**Exercise objective:** Restate all the material verbatim, except for the pictures.

**Extracted entries:**
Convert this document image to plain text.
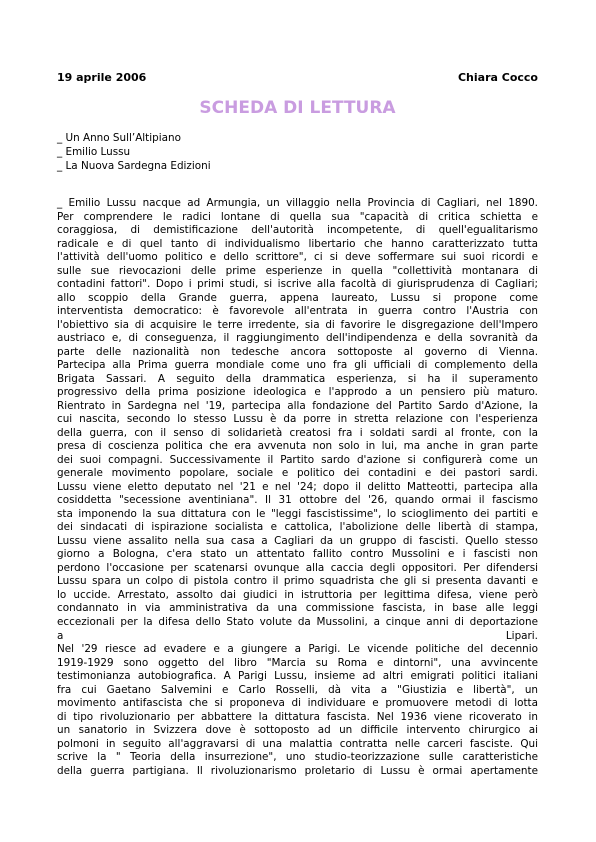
19 aprile 2006	Chiara Cocco
SCHEDA DI LETTURA
_ Un Anno Sull’Altipiano
_ Emilio Lussu
_ La Nuova Sardegna Edizioni

_ Emilio Lussu nacque ad Armungia, un villaggio nella Provincia di Cagliari, nel 1890.
Per comprendere le radici lontane di quella sua "capacità di critica schietta e
coraggiosa, di demistificazione dell'autorità incompetente, di quell'egualitarismo
radicale e di quel tanto di individualismo libertario che hanno caratterizzato tutta
l'attività dell'uomo politico e dello scrittore", ci si deve soffermare sui suoi ricordi e
sulle sue rievocazioni delle prime esperienze in quella "collettività montanara di
contadini fattori". Dopo i primi studi, si iscrive alla facoltà di giurisprudenza di Cagliari;
allo scoppio della Grande guerra, appena laureato, Lussu si propone come
interventista democratico: è favorevole all'entrata in guerra contro l'Austria con
l'obiettivo sia di acquisire le terre irredente, sia di favorire le disgregazione dell'Impero
austriaco e, di conseguenza, il raggiungimento dell'indipendenza e della sovranità da
parte delle nazionalità non tedesche ancora sottoposte al governo di Vienna.
Partecipa alla Prima guerra mondiale come uno fra gli ufficiali di complemento della
Brigata Sassari. A seguito della drammatica esperienza, si ha il superamento
progressivo della prima posizione ideologica e l'approdo a un pensiero più maturo.
Rientrato in Sardegna nel '19, partecipa alla fondazione del Partito Sardo d'Azione, la
cui nascita, secondo lo stesso Lussu è da porre in stretta relazione con l'esperienza
della guerra, con il senso di solidarietà creatosi fra i soldati sardi al fronte, con la
presa di coscienza politica che era avvenuta non solo in lui, ma anche in gran parte
dei suoi compagni. Successivamente il Partito sardo d'azione si configurerà come un
generale movimento popolare, sociale e politico dei contadini e dei pastori sardi.
Lussu viene eletto deputato nel '21 e nel '24; dopo il delitto Matteotti, partecipa alla
cosiddetta "secessione aventiniana". Il 31 ottobre del '26, quando ormai il fascismo
sta imponendo la sua dittatura con le "leggi fascistissime", lo scioglimento dei partiti e
dei sindacati di ispirazione socialista e cattolica, l'abolizione delle libertà di stampa,
Lussu viene assalito nella sua casa a Cagliari da un gruppo di fascisti. Quello stesso
giorno a Bologna, c'era stato un attentato fallito contro Mussolini e i fascisti non
perdono l'occasione per scatenarsi ovunque alla caccia degli oppositori. Per difendersi
Lussu spara un colpo di pistola contro il primo squadrista che gli si presenta davanti e
lo uccide. Arrestato, assolto dai giudici in istruttoria per legittima difesa, viene però
condannato in via amministrativa da una commissione fascista, in base alle leggi
eccezionali per la difesa dello Stato volute da Mussolini, a cinque anni di deportazione
a Lipari.

Nel '29 riesce ad evadere e a giungere a Parigi. Le vicende politiche del decennio
1919-1929 sono oggetto del libro "Marcia su Roma e dintorni", una avvincente
testimonianza autobiografica. A Parigi Lussu, insieme ad altri emigrati politici italiani
fra cui Gaetano Salvemini e Carlo Rosselli, dà vita a "Giustizia e libertà", un
movimento antifascista che si proponeva di individuare e promuovere metodi di lotta
di tipo rivoluzionario per abbattere la dittatura fascista. Nel 1936 viene ricoverato in
un sanatorio in Svizzera dove è sottoposto ad un difficile intervento chirurgico ai
polmoni in seguito all'aggravarsi di una malattia contratta nelle carceri fasciste. Qui
scrive la " Teoria della insurrezione", uno studio-teorizzazione sulle caratteristiche
della guerra partigiana. Il rivoluzionarismo proletario di Lussu è ormai apertamente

**Exercise output:**
Convert this document image to plain text.
19 aprile 2006	Chiara Cocco
SCHEDA DI LETTURA
_ Un Anno Sull’Altipiano
_ Emilio Lussu
_ La Nuova Sardegna Edizioni

_ Emilio Lussu nacque ad Armungia, un villaggio nella Provincia di Cagliari, nel 1890.
Per comprendere le radici lontane di quella sua "capacità di critica schietta e
coraggiosa, di demistificazione dell'autorità incompetente, di quell'egualitarismo
radicale e di quel tanto di individualismo libertario che hanno caratterizzato tutta
l'attività dell'uomo politico e dello scrittore", ci si deve soffermare sui suoi ricordi e
sulle sue rievocazioni delle prime esperienze in quella "collettività montanara di
contadini fattori". Dopo i primi studi, si iscrive alla facoltà di giurisprudenza di Cagliari;
allo scoppio della Grande guerra, appena laureato, Lussu si propone come
interventista democratico: è favorevole all'entrata in guerra contro l'Austria con
l'obiettivo sia di acquisire le terre irredente, sia di favorire le disgregazione dell'Impero
austriaco e, di conseguenza, il raggiungimento dell'indipendenza e della sovranità da
parte delle nazionalità non tedesche ancora sottoposte al governo di Vienna.
Partecipa alla Prima guerra mondiale come uno fra gli ufficiali di complemento della
Brigata Sassari. A seguito della drammatica esperienza, si ha il superamento
progressivo della prima posizione ideologica e l'approdo a un pensiero più maturo.
Rientrato in Sardegna nel '19, partecipa alla fondazione del Partito Sardo d'Azione, la
cui nascita, secondo lo stesso Lussu è da porre in stretta relazione con l'esperienza
della guerra, con il senso di solidarietà creatosi fra i soldati sardi al fronte, con la
presa di coscienza politica che era avvenuta non solo in lui, ma anche in gran parte
dei suoi compagni. Successivamente il Partito sardo d'azione si configurerà come un
generale movimento popolare, sociale e politico dei contadini e dei pastori sardi.
Lussu viene eletto deputato nel '21 e nel '24; dopo il delitto Matteotti, partecipa alla
cosiddetta "secessione aventiniana". Il 31 ottobre del '26, quando ormai il fascismo
sta imponendo la sua dittatura con le "leggi fascistissime", lo scioglimento dei partiti e
dei sindacati di ispirazione socialista e cattolica, l'abolizione delle libertà di stampa,
Lussu viene assalito nella sua casa a Cagliari da un gruppo di fascisti. Quello stesso
giorno a Bologna, c'era stato un attentato fallito contro Mussolini e i fascisti non
perdono l'occasione per scatenarsi ovunque alla caccia degli oppositori. Per difendersi
Lussu spara un colpo di pistola contro il primo squadrista che gli si presenta davanti e
lo uccide. Arrestato, assolto dai giudici in istruttoria per legittima difesa, viene però
condannato in via amministrativa da una commissione fascista, in base alle leggi
eccezionali per la difesa dello Stato volute da Mussolini, a cinque anni di deportazione
a Lipari.

Nel '29 riesce ad evadere e a giungere a Parigi. Le vicende politiche del decennio
1919-1929 sono oggetto del libro "Marcia su Roma e dintorni", una avvincente
testimonianza autobiografica. A Parigi Lussu, insieme ad altri emigrati politici italiani
fra cui Gaetano Salvemini e Carlo Rosselli, dà vita a "Giustizia e libertà", un
movimento antifascista che si proponeva di individuare e promuovere metodi di lotta
di tipo rivoluzionario per abbattere la dittatura fascista. Nel 1936 viene ricoverato in
un sanatorio in Svizzera dove è sottoposto ad un difficile intervento chirurgico ai
polmoni in seguito all'aggravarsi di una malattia contratta nelle carceri fasciste. Qui
scrive la " Teoria della insurrezione", uno studio-teorizzazione sulle caratteristiche
della guerra partigiana. Il rivoluzionarismo proletario di Lussu è ormai apertamente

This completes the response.